<<<<

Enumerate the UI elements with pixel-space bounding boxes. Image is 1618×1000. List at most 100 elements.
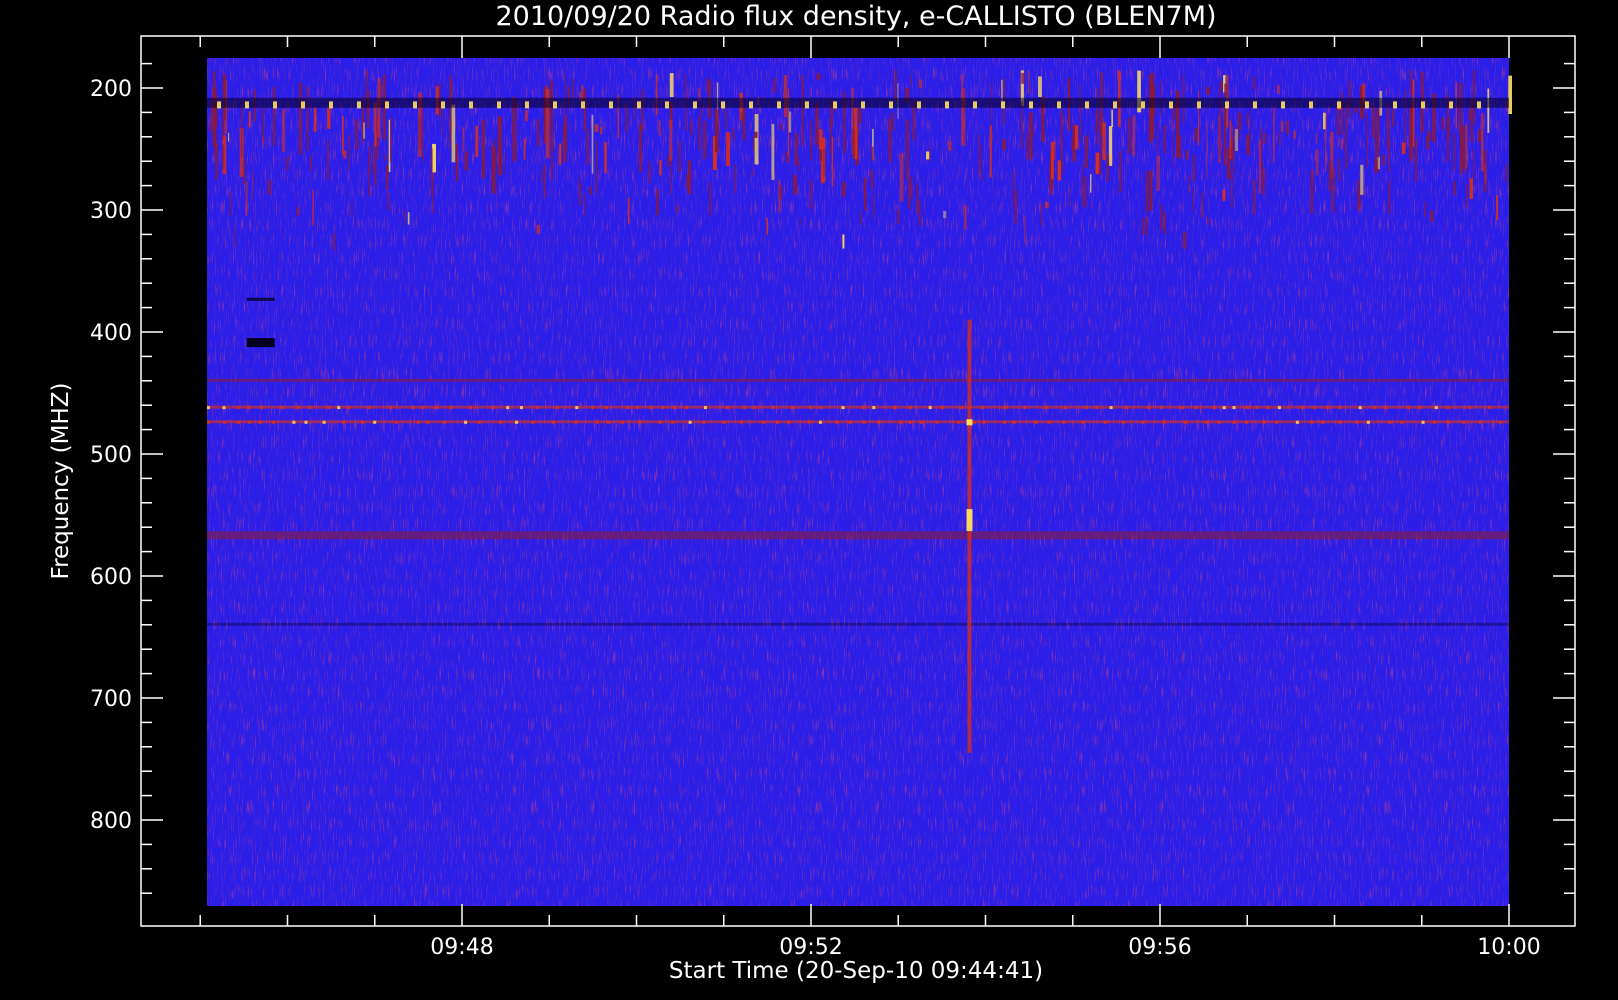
interference-dot <box>1047 420 1051 424</box>
interference-dot <box>702 420 706 424</box>
emission-streak <box>627 197 630 224</box>
interference-dot <box>787 420 791 424</box>
interference-dot <box>776 420 779 424</box>
periodic-marker <box>1365 101 1369 109</box>
interference-dot <box>1358 406 1362 410</box>
interference-dot <box>1300 406 1304 410</box>
interference-dot <box>722 420 726 424</box>
emission-streak <box>559 143 562 165</box>
interference-dot <box>555 406 559 410</box>
emission-streak <box>248 111 251 128</box>
emission-streak <box>1229 148 1234 156</box>
interference-dot <box>1095 406 1099 410</box>
emission-streak <box>1465 183 1468 208</box>
emission-streak <box>1052 141 1056 161</box>
emission-streak <box>1310 170 1314 214</box>
emission-streak <box>1508 75 1512 114</box>
interference-dot <box>426 420 430 424</box>
interference-dot <box>790 406 794 410</box>
emission-streak <box>918 79 923 88</box>
emission-streak <box>1366 114 1368 167</box>
interference-dot <box>575 406 579 410</box>
emission-streak <box>212 71 216 98</box>
emission-streak <box>1157 122 1159 155</box>
interference-dot <box>818 420 822 424</box>
emission-streak <box>594 124 599 132</box>
emission-streak <box>888 118 892 163</box>
interference-dot <box>280 406 284 410</box>
periodic-marker <box>805 101 809 109</box>
periodic-marker <box>1057 101 1061 109</box>
emission-streak <box>1082 164 1084 206</box>
emission-streak <box>703 121 707 160</box>
emission-streak <box>298 82 303 155</box>
interference-dot <box>1204 420 1208 424</box>
periodic-marker <box>273 101 277 109</box>
emission-streak <box>1323 112 1326 130</box>
emission-streak <box>1111 109 1113 127</box>
burst-core <box>966 509 973 532</box>
interference-dot <box>337 406 341 410</box>
periodic-marker <box>1253 101 1257 109</box>
emission-streak <box>595 141 598 193</box>
periodic-marker <box>525 101 529 109</box>
periodic-marker <box>413 101 417 109</box>
emission-streak <box>1387 181 1391 214</box>
periodic-marker <box>217 101 221 109</box>
emission-streak <box>1040 204 1042 226</box>
interference-dot <box>960 406 964 410</box>
emission-streak <box>451 104 456 163</box>
emission-streak <box>740 112 743 123</box>
interference-dot <box>1321 420 1325 424</box>
emission-streak <box>1206 123 1208 179</box>
chart-title: 2010/09/20 Radio flux density, e-CALLIST… <box>495 1 1216 32</box>
emission-streak <box>926 151 930 160</box>
emission-streak <box>229 192 232 216</box>
emission-streak <box>1127 117 1132 154</box>
emission-streak <box>1441 117 1445 130</box>
periodic-marker <box>749 101 753 109</box>
emission-streak <box>1102 122 1106 160</box>
emission-streak <box>698 114 701 150</box>
emission-streak <box>309 155 312 171</box>
emission-streak <box>228 132 230 142</box>
periodic-marker <box>1029 101 1033 109</box>
interference-dot <box>909 406 913 410</box>
interference-dot <box>928 406 932 410</box>
periodic-marker <box>385 101 389 109</box>
emission-streak <box>348 134 350 171</box>
periodic-marker <box>469 101 473 109</box>
interference-dot <box>1147 406 1150 410</box>
emission-streak <box>961 75 964 144</box>
interference-dot <box>972 420 976 424</box>
emission-streak <box>978 133 980 174</box>
emission-streak <box>1481 113 1484 172</box>
emission-streak <box>1068 188 1070 207</box>
absorption-mark <box>246 297 275 301</box>
interference-dot <box>956 420 960 424</box>
interference-dot <box>835 420 839 424</box>
emission-streak <box>648 161 651 184</box>
interference-dot <box>435 406 439 410</box>
emission-streak <box>783 75 788 117</box>
emission-streak <box>1192 154 1196 182</box>
burst-dot <box>966 419 973 426</box>
interference-dot <box>1478 420 1482 424</box>
emission-streak <box>1345 102 1348 169</box>
emission-streak <box>1382 154 1385 166</box>
interference-dot <box>469 406 472 410</box>
interference-dot <box>877 420 881 424</box>
interference-dot <box>416 420 420 424</box>
periodic-marker <box>1197 101 1201 109</box>
interference-dot <box>1446 406 1450 410</box>
emission-streak <box>1108 126 1113 166</box>
interference-dot <box>1062 420 1066 424</box>
emission-streak <box>604 142 607 174</box>
emission-streak <box>1315 149 1319 176</box>
emission-streak <box>1277 85 1280 94</box>
periodic-marker <box>1309 101 1313 109</box>
x-tick-label: 09:52 <box>779 935 842 960</box>
emission-streak <box>1430 210 1434 222</box>
emission-streak <box>1411 106 1414 161</box>
emission-streak <box>585 128 589 166</box>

>>>>

» WORK TO DO
Rewrite all the rows above, changing every "emission-streak" to "emission-line" and keeping everything else the same. Omit the pictures.

» EXERCISE OUTPUT
Enumerate the UI elements with pixel-space bounding boxes. Image is 1618×1000. List at most 100 elements.
interference-dot <box>1047 420 1051 424</box>
interference-dot <box>702 420 706 424</box>
emission-line <box>627 197 630 224</box>
interference-dot <box>787 420 791 424</box>
interference-dot <box>776 420 779 424</box>
periodic-marker <box>1365 101 1369 109</box>
interference-dot <box>1358 406 1362 410</box>
interference-dot <box>1300 406 1304 410</box>
interference-dot <box>722 420 726 424</box>
emission-line <box>559 143 562 165</box>
interference-dot <box>555 406 559 410</box>
emission-line <box>248 111 251 128</box>
emission-line <box>1229 148 1234 156</box>
interference-dot <box>1095 406 1099 410</box>
emission-line <box>1465 183 1468 208</box>
emission-line <box>1052 141 1056 161</box>
emission-line <box>1310 170 1314 214</box>
emission-line <box>1508 75 1512 114</box>
interference-dot <box>426 420 430 424</box>
interference-dot <box>790 406 794 410</box>
emission-line <box>918 79 923 88</box>
emission-line <box>1366 114 1368 167</box>
interference-dot <box>575 406 579 410</box>
emission-line <box>212 71 216 98</box>
emission-line <box>1157 122 1159 155</box>
interference-dot <box>818 420 822 424</box>
emission-line <box>594 124 599 132</box>
emission-line <box>888 118 892 163</box>
interference-dot <box>280 406 284 410</box>
periodic-marker <box>805 101 809 109</box>
periodic-marker <box>1057 101 1061 109</box>
emission-line <box>1082 164 1084 206</box>
emission-line <box>703 121 707 160</box>
emission-line <box>298 82 303 155</box>
interference-dot <box>1204 420 1208 424</box>
periodic-marker <box>273 101 277 109</box>
emission-line <box>1323 112 1326 130</box>
emission-line <box>1111 109 1113 127</box>
burst-core <box>966 509 973 532</box>
interference-dot <box>337 406 341 410</box>
periodic-marker <box>1253 101 1257 109</box>
emission-line <box>595 141 598 193</box>
periodic-marker <box>525 101 529 109</box>
periodic-marker <box>413 101 417 109</box>
emission-line <box>1387 181 1391 214</box>
periodic-marker <box>217 101 221 109</box>
emission-line <box>1040 204 1042 226</box>
interference-dot <box>960 406 964 410</box>
emission-line <box>451 104 456 163</box>
emission-line <box>740 112 743 123</box>
interference-dot <box>1321 420 1325 424</box>
emission-line <box>1206 123 1208 179</box>
chart-title: 2010/09/20 Radio flux density, e-CALLIST… <box>495 1 1216 32</box>
emission-line <box>926 151 930 160</box>
emission-line <box>229 192 232 216</box>
emission-line <box>1127 117 1132 154</box>
emission-line <box>1441 117 1445 130</box>
periodic-marker <box>749 101 753 109</box>
emission-line <box>1102 122 1106 160</box>
emission-line <box>698 114 701 150</box>
emission-line <box>309 155 312 171</box>
emission-line <box>228 132 230 142</box>
periodic-marker <box>1029 101 1033 109</box>
interference-dot <box>909 406 913 410</box>
interference-dot <box>928 406 932 410</box>
periodic-marker <box>385 101 389 109</box>
emission-line <box>348 134 350 171</box>
periodic-marker <box>469 101 473 109</box>
interference-dot <box>1147 406 1150 410</box>
emission-line <box>961 75 964 144</box>
interference-dot <box>972 420 976 424</box>
emission-line <box>978 133 980 174</box>
emission-line <box>1481 113 1484 172</box>
emission-line <box>1068 188 1070 207</box>
absorption-mark <box>246 297 275 301</box>
interference-dot <box>956 420 960 424</box>
interference-dot <box>835 420 839 424</box>
emission-line <box>648 161 651 184</box>
interference-dot <box>435 406 439 410</box>
emission-line <box>783 75 788 117</box>
emission-line <box>1192 154 1196 182</box>
burst-dot <box>966 419 973 426</box>
interference-dot <box>1478 420 1482 424</box>
emission-line <box>1345 102 1348 169</box>
emission-line <box>1382 154 1385 166</box>
interference-dot <box>469 406 472 410</box>
interference-dot <box>877 420 881 424</box>
interference-dot <box>416 420 420 424</box>
periodic-marker <box>1197 101 1201 109</box>
interference-dot <box>1446 406 1450 410</box>
emission-line <box>1108 126 1113 166</box>
interference-dot <box>1062 420 1066 424</box>
emission-line <box>604 142 607 174</box>
emission-line <box>1315 149 1319 176</box>
emission-line <box>1277 85 1280 94</box>
periodic-marker <box>1309 101 1313 109</box>
x-tick-label: 09:52 <box>779 935 842 960</box>
emission-line <box>1430 210 1434 222</box>
emission-line <box>1411 106 1414 161</box>
emission-line <box>585 128 589 166</box>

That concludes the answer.